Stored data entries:
↓↓↓

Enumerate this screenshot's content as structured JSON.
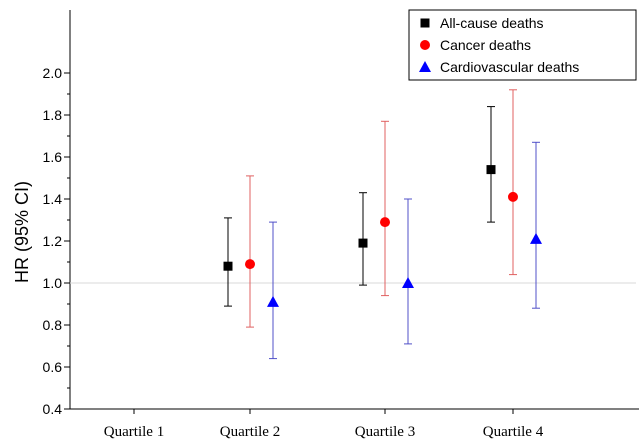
{
  "chart_data": {
    "type": "scatter",
    "title": "",
    "xlabel": "",
    "ylabel": "HR (95% CI)",
    "categories": [
      "Quartile 1",
      "Quartile 2",
      "Quartile 3",
      "Quartile 4"
    ],
    "ylim": [
      0.4,
      2.0
    ],
    "yticks": [
      "0.4",
      "0.6",
      "0.8",
      "1.0",
      "1.2",
      "1.4",
      "1.6",
      "1.8",
      "2.0"
    ],
    "reference_line": 1.0,
    "grid": false,
    "legend_position": "top-right",
    "series": [
      {
        "name": "All-cause deaths",
        "marker": "square",
        "color": "#000000",
        "errorbar_color": "#000000",
        "points": [
          {
            "category": "Quartile 2",
            "hr": 1.08,
            "lower": 0.89,
            "upper": 1.31
          },
          {
            "category": "Quartile 3",
            "hr": 1.19,
            "lower": 0.99,
            "upper": 1.43
          },
          {
            "category": "Quartile 4",
            "hr": 1.54,
            "lower": 1.29,
            "upper": 1.84
          }
        ]
      },
      {
        "name": "Cancer deaths",
        "marker": "circle",
        "color": "#ff0000",
        "errorbar_color": "#e06060",
        "points": [
          {
            "category": "Quartile 2",
            "hr": 1.09,
            "lower": 0.79,
            "upper": 1.51
          },
          {
            "category": "Quartile 3",
            "hr": 1.29,
            "lower": 0.94,
            "upper": 1.77
          },
          {
            "category": "Quartile 4",
            "hr": 1.41,
            "lower": 1.04,
            "upper": 1.92
          }
        ]
      },
      {
        "name": "Cardiovascular deaths",
        "marker": "triangle",
        "color": "#0000ff",
        "errorbar_color": "#5050c8",
        "points": [
          {
            "category": "Quartile 2",
            "hr": 0.91,
            "lower": 0.64,
            "upper": 1.29
          },
          {
            "category": "Quartile 3",
            "hr": 1.0,
            "lower": 0.71,
            "upper": 1.4
          },
          {
            "category": "Quartile 4",
            "hr": 1.21,
            "lower": 0.88,
            "upper": 1.67
          }
        ]
      }
    ]
  }
}
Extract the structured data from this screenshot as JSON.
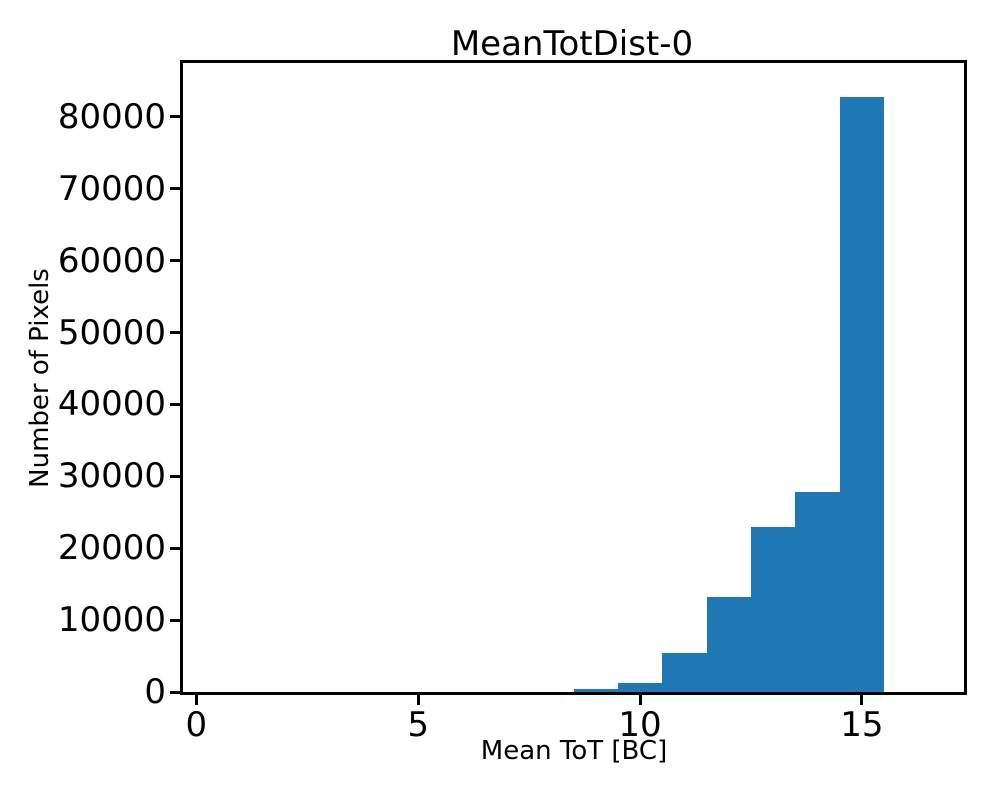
{
  "figure": {
    "background": "#ffffff",
    "text_color": "#000000"
  },
  "chart_data": {
    "type": "bar",
    "subtype": "histogram",
    "title": "MeanTotDist-0",
    "xlabel": "Mean ToT [BC]",
    "ylabel": "Number of Pixels",
    "bar_color": "#1f77b4",
    "axis_color": "#000000",
    "grid": false,
    "legend": null,
    "bin_edges": [
      8.5,
      9.5,
      10.5,
      11.5,
      12.5,
      13.5,
      14.5,
      15.5
    ],
    "counts": [
      400,
      1300,
      5400,
      13200,
      22900,
      27800,
      82800
    ],
    "xlim": [
      -0.3,
      17.3
    ],
    "ylim": [
      0,
      87500
    ],
    "xticks": [
      0,
      5,
      10,
      15
    ],
    "yticks": [
      0,
      10000,
      20000,
      30000,
      40000,
      50000,
      60000,
      70000,
      80000
    ]
  }
}
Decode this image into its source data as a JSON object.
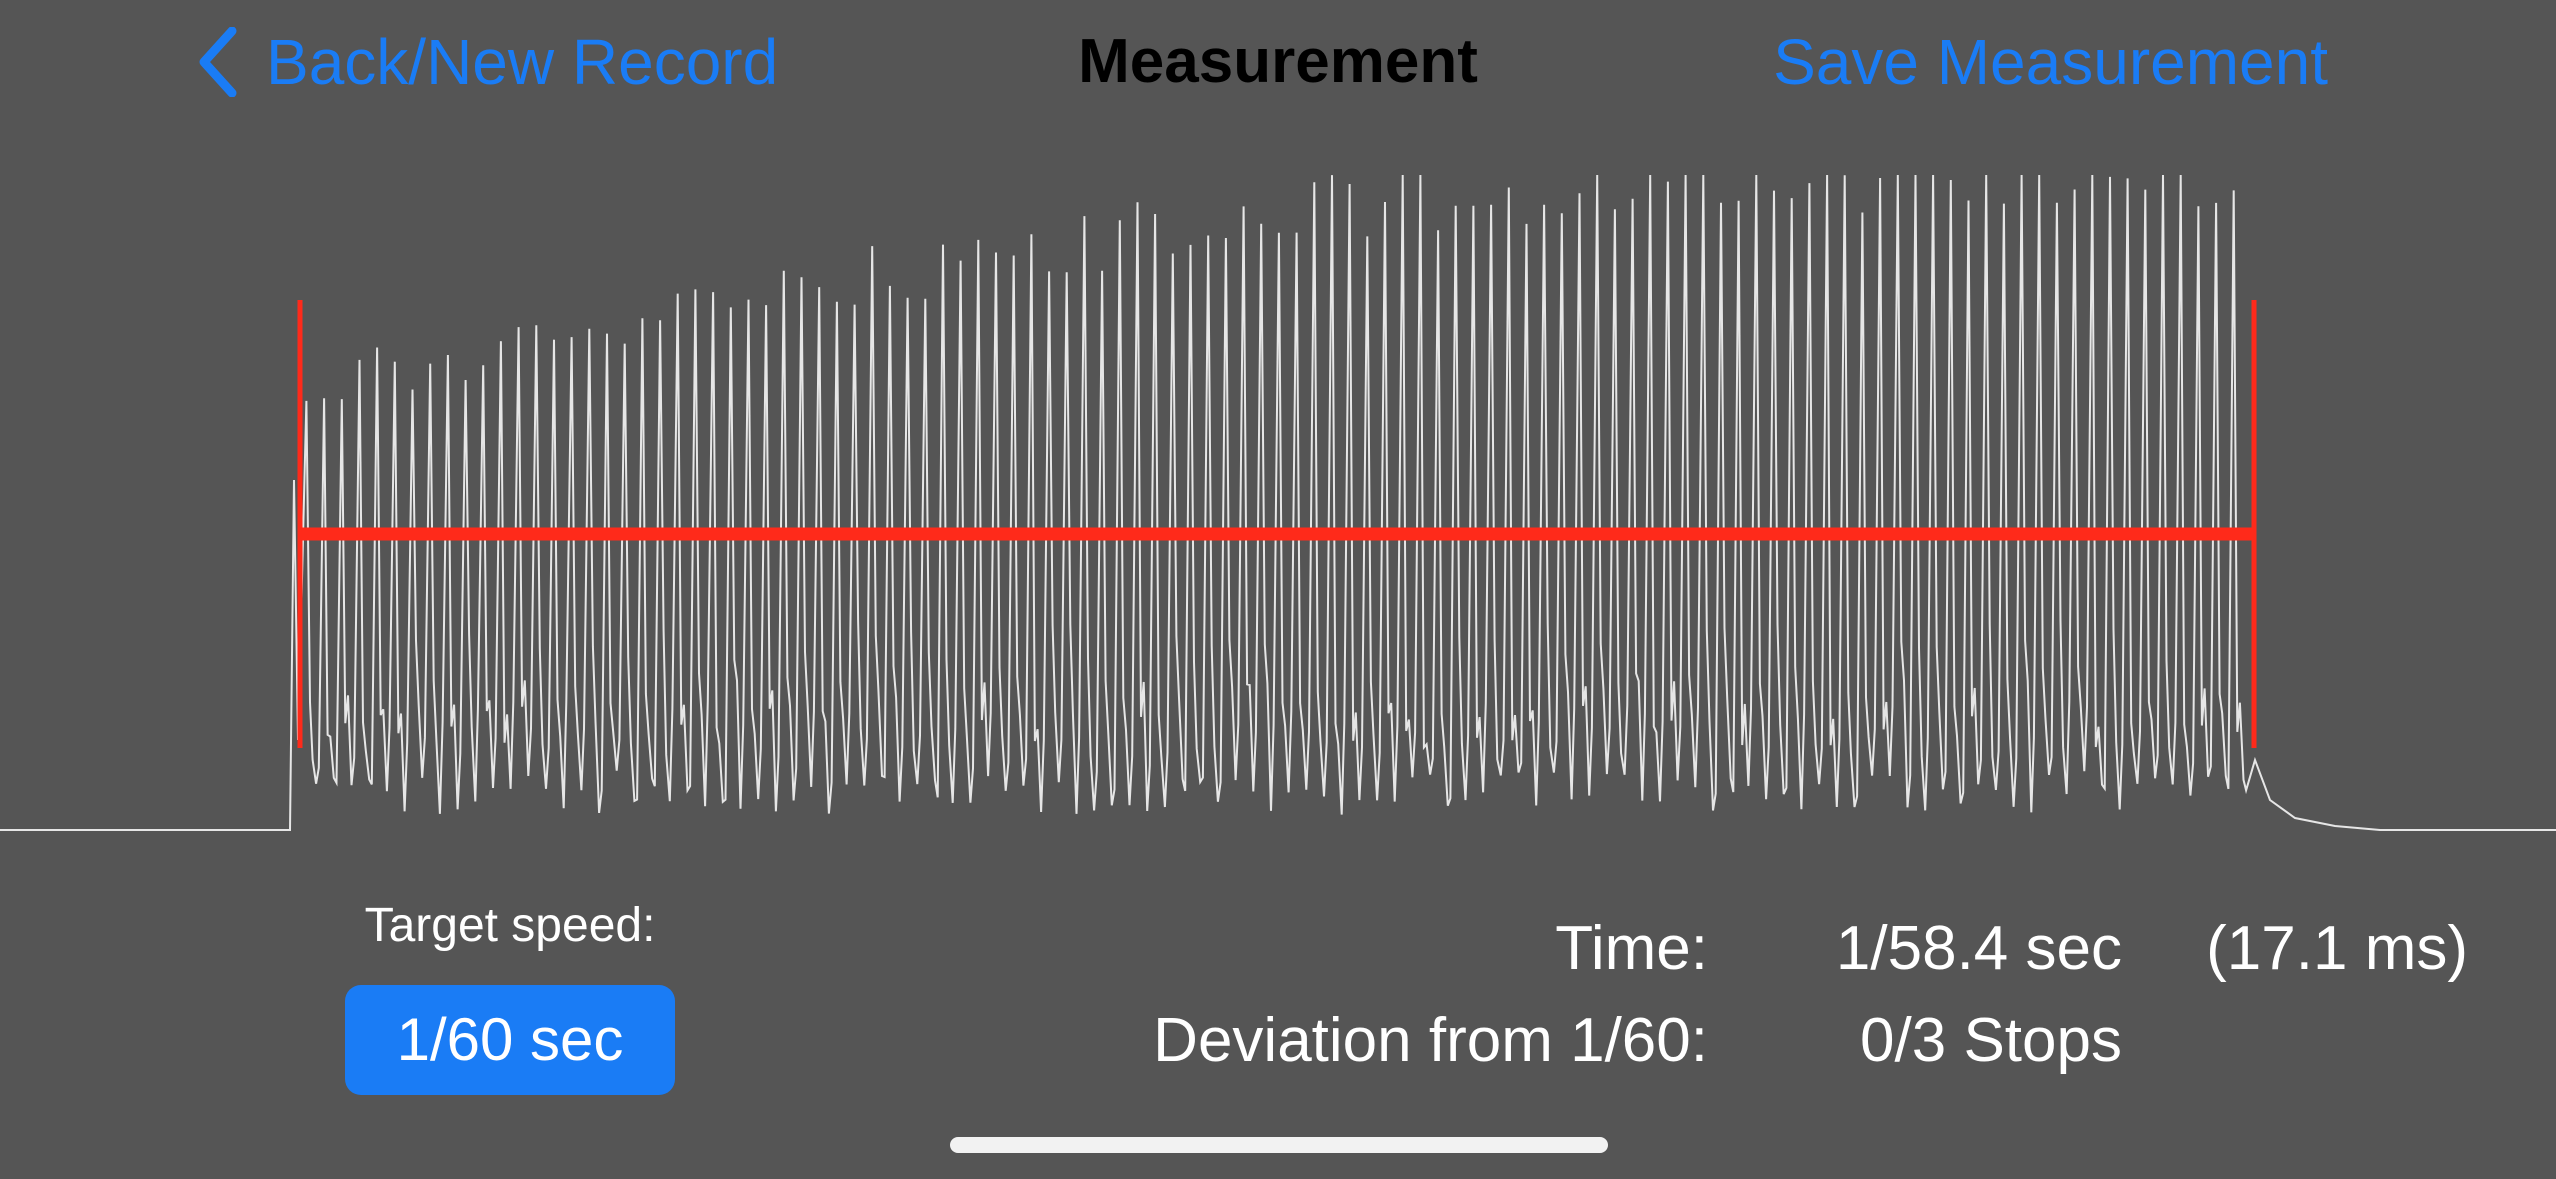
{
  "nav": {
    "back_label": "Back/New Record",
    "title": "Measurement",
    "save_label": "Save Measurement"
  },
  "target": {
    "label": "Target speed:",
    "button_label": "1/60 sec"
  },
  "stats": {
    "time_label": "Time:",
    "time_value": "1/58.4 sec",
    "time_ms": "(17.1 ms)",
    "deviation_label": "Deviation from 1/60:",
    "deviation_value": "0/3 Stops"
  },
  "colors": {
    "background": "#555555",
    "accent": "#1a7cf5",
    "marker": "#ff2a1a",
    "signal": "#e6e6e6"
  },
  "icons": {
    "back": "chevron-left-icon"
  }
}
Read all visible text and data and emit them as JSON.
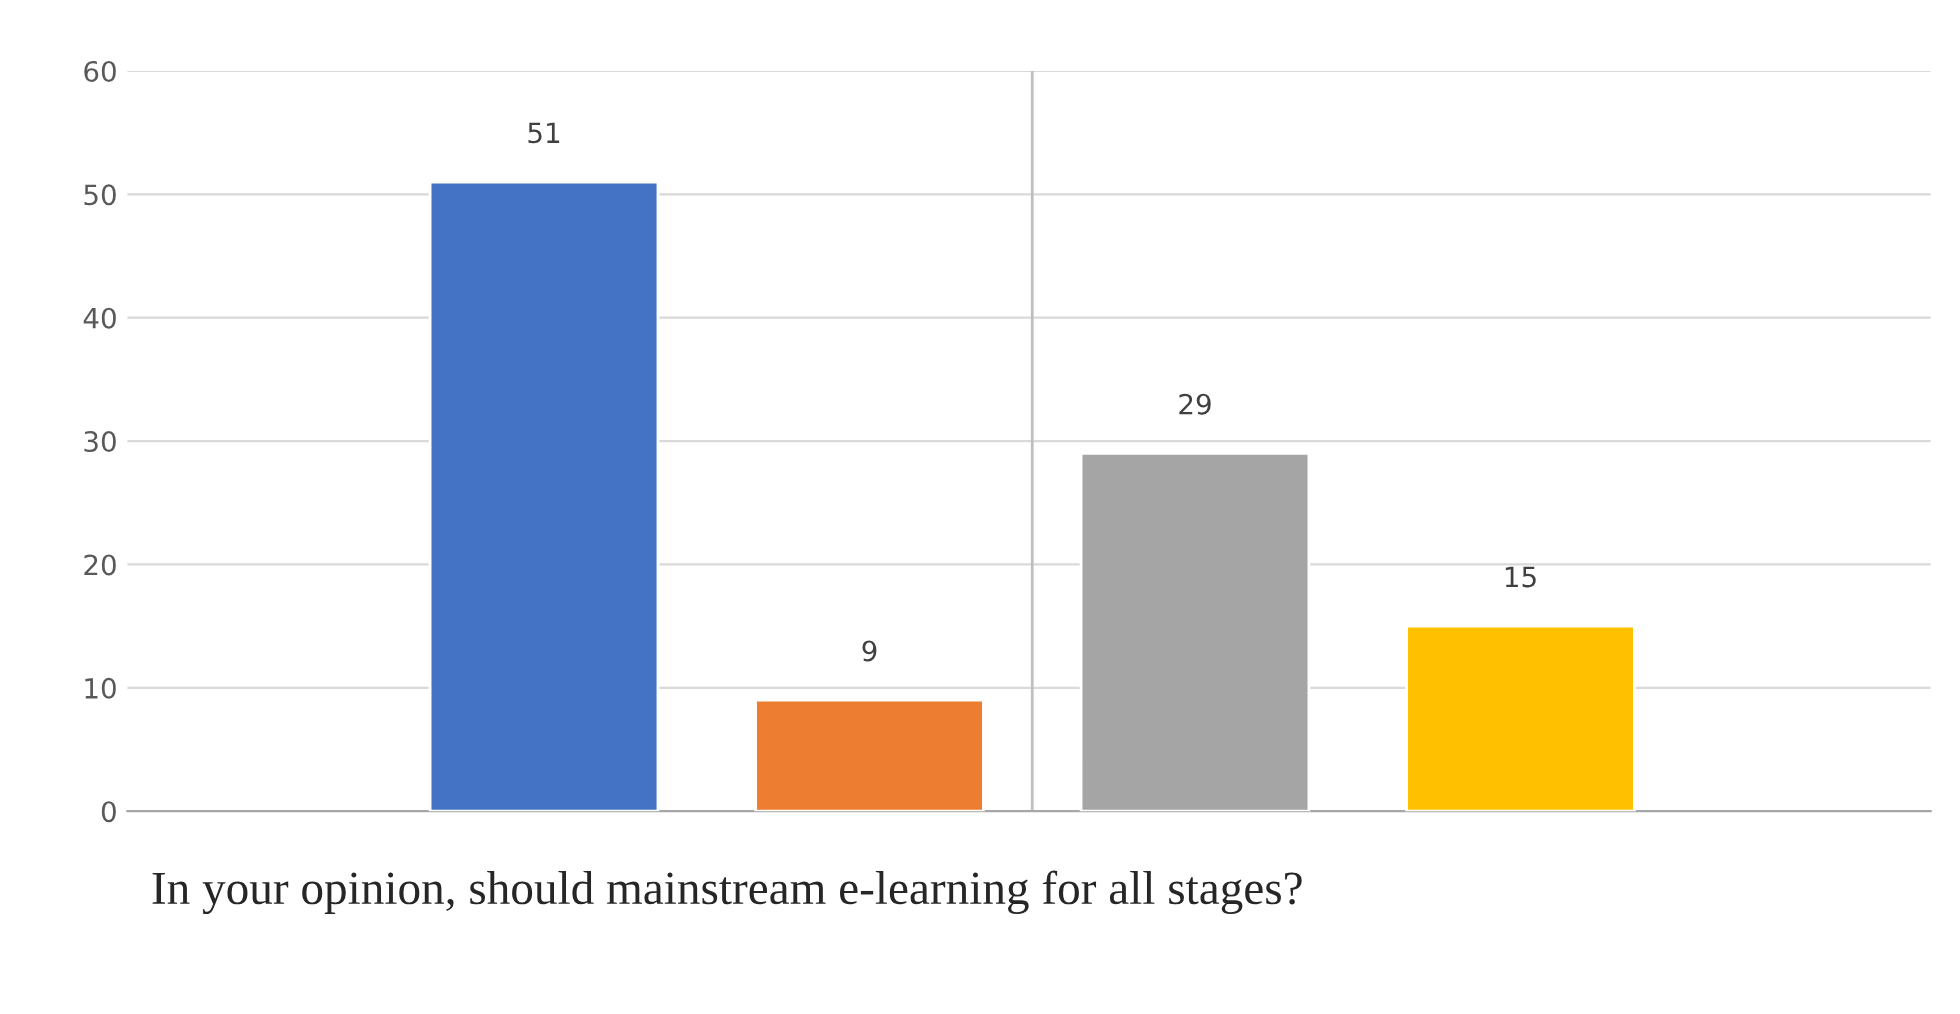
{
  "chart_data": {
    "type": "bar",
    "title": "In your opinion, should mainstream e-learning for all stages?",
    "categories": [
      null,
      null,
      null,
      null
    ],
    "values": [
      51,
      9,
      29,
      15
    ],
    "colors": [
      "#4472c4",
      "#ed7d31",
      "#a5a5a5",
      "#ffc000"
    ],
    "ylim": [
      0,
      60
    ],
    "yticks": [
      0,
      10,
      20,
      30,
      40,
      50,
      60
    ],
    "grid": "y",
    "data_labels": true
  }
}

↑↑↑

• **EXERCISE GOAL**
Please write out all of the material above without changing a word, and omit any pictures.

• **RESPONSE FOR THIS EXERCISE**
Enumerate this screenshot's content as structured JSON.
{
  "chart_data": {
    "type": "scatter",
    "title": "",
    "xlabel": "",
    "ylabel": "HR (95% CI)",
    "categories": [
      "Quartile 1",
      "Quartile 2",
      "Quartile 3",
      "Quartile 4"
    ],
    "ylim": [
      0.4,
      2.0
    ],
    "yticks": [
      "0.4",
      "0.6",
      "0.8",
      "1.0",
      "1.2",
      "1.4",
      "1.6",
      "1.8",
      "2.0"
    ],
    "reference_line": 1.0,
    "grid": false,
    "legend_position": "top-right",
    "series": [
      {
        "name": "All-cause deaths",
        "marker": "square",
        "color": "#000000",
        "errorbar_color": "#000000",
        "points": [
          {
            "category": "Quartile 2",
            "hr": 1.08,
            "lower": 0.89,
            "upper": 1.31
          },
          {
            "category": "Quartile 3",
            "hr": 1.19,
            "lower": 0.99,
            "upper": 1.43
          },
          {
            "category": "Quartile 4",
            "hr": 1.54,
            "lower": 1.29,
            "upper": 1.84
          }
        ]
      },
      {
        "name": "Cancer deaths",
        "marker": "circle",
        "color": "#ff0000",
        "errorbar_color": "#e06060",
        "points": [
          {
            "category": "Quartile 2",
            "hr": 1.09,
            "lower": 0.79,
            "upper": 1.51
          },
          {
            "category": "Quartile 3",
            "hr": 1.29,
            "lower": 0.94,
            "upper": 1.77
          },
          {
            "category": "Quartile 4",
            "hr": 1.41,
            "lower": 1.04,
            "upper": 1.92
          }
        ]
      },
      {
        "name": "Cardiovascular deaths",
        "marker": "triangle",
        "color": "#0000ff",
        "errorbar_color": "#5050c8",
        "points": [
          {
            "category": "Quartile 2",
            "hr": 0.91,
            "lower": 0.64,
            "upper": 1.29
          },
          {
            "category": "Quartile 3",
            "hr": 1.0,
            "lower": 0.71,
            "upper": 1.4
          },
          {
            "category": "Quartile 4",
            "hr": 1.21,
            "lower": 0.88,
            "upper": 1.67
          }
        ]
      }
    ]
  }
}
Extract the structured data from this screenshot as JSON.
{
  "figure": {
    "background": "#ffffff",
    "text_color": "#000000"
  },
  "chart_data": {
    "type": "bar",
    "subtype": "histogram",
    "title": "MeanTotDist-0",
    "xlabel": "Mean ToT [BC]",
    "ylabel": "Number of Pixels",
    "bar_color": "#1f77b4",
    "axis_color": "#000000",
    "grid": false,
    "legend": null,
    "bin_edges": [
      8.5,
      9.5,
      10.5,
      11.5,
      12.5,
      13.5,
      14.5,
      15.5
    ],
    "counts": [
      400,
      1300,
      5400,
      13200,
      22900,
      27800,
      82800
    ],
    "xlim": [
      -0.3,
      17.3
    ],
    "ylim": [
      0,
      87500
    ],
    "xticks": [
      0,
      5,
      10,
      15
    ],
    "yticks": [
      0,
      10000,
      20000,
      30000,
      40000,
      50000,
      60000,
      70000,
      80000
    ]
  }
}
Decode this image into its source data as a JSON object.
{
  "nav": {
    "back_label": "Back/New Record",
    "title": "Measurement",
    "save_label": "Save Measurement"
  },
  "target": {
    "label": "Target speed:",
    "button_label": "1/60 sec"
  },
  "stats": {
    "time_label": "Time:",
    "time_value": "1/58.4 sec",
    "time_ms": "(17.1 ms)",
    "deviation_label": "Deviation from 1/60:",
    "deviation_value": "0/3 Stops"
  },
  "colors": {
    "background": "#555555",
    "accent": "#1a7cf5",
    "marker": "#ff2a1a",
    "signal": "#e6e6e6"
  },
  "icons": {
    "back": "chevron-left-icon"
  }
}
Read all visible text and data and emit them as JSON.
{
  "chart_data": {
    "type": "bar",
    "title": "In your opinion, should mainstream e-learning for all stages?",
    "categories": [
      null,
      null,
      null,
      null
    ],
    "values": [
      51,
      9,
      29,
      15
    ],
    "colors": [
      "#4472c4",
      "#ed7d31",
      "#a5a5a5",
      "#ffc000"
    ],
    "ylim": [
      0,
      60
    ],
    "yticks": [
      0,
      10,
      20,
      30,
      40,
      50,
      60
    ],
    "grid": "y",
    "data_labels": true
  }
}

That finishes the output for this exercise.